• _Problem to solve_
Gather all lines from the material that contain the word "JSON".

(Data listing)
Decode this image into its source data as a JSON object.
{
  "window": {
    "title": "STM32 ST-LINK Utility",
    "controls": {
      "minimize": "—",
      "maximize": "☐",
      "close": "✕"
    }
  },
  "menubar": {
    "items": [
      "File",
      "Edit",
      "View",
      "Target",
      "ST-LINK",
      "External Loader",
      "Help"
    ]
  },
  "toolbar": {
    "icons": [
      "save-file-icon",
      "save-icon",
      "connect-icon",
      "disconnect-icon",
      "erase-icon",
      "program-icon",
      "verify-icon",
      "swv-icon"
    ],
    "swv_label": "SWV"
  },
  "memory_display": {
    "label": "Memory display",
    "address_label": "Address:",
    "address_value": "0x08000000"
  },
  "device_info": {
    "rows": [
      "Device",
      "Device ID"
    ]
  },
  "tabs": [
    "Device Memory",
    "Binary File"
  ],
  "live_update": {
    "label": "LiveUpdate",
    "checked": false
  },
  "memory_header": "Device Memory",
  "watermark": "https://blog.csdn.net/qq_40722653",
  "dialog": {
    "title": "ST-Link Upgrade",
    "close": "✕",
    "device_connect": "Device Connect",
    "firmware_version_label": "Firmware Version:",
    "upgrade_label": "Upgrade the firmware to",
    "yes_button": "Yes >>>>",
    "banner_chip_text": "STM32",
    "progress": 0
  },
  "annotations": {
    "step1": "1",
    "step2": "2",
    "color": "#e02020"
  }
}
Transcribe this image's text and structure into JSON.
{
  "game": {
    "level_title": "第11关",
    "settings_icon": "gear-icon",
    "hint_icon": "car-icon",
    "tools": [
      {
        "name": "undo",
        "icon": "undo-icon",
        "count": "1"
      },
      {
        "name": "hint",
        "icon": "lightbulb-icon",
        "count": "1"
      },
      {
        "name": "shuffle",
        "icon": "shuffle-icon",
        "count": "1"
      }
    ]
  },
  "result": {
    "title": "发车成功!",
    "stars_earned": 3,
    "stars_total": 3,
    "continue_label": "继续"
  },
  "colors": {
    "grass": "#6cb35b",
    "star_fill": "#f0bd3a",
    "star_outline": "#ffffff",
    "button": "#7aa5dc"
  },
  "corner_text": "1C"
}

• _Answer_
Decode this image into its source data as a JSON object.
Transcribe this image's text and structure into JSON.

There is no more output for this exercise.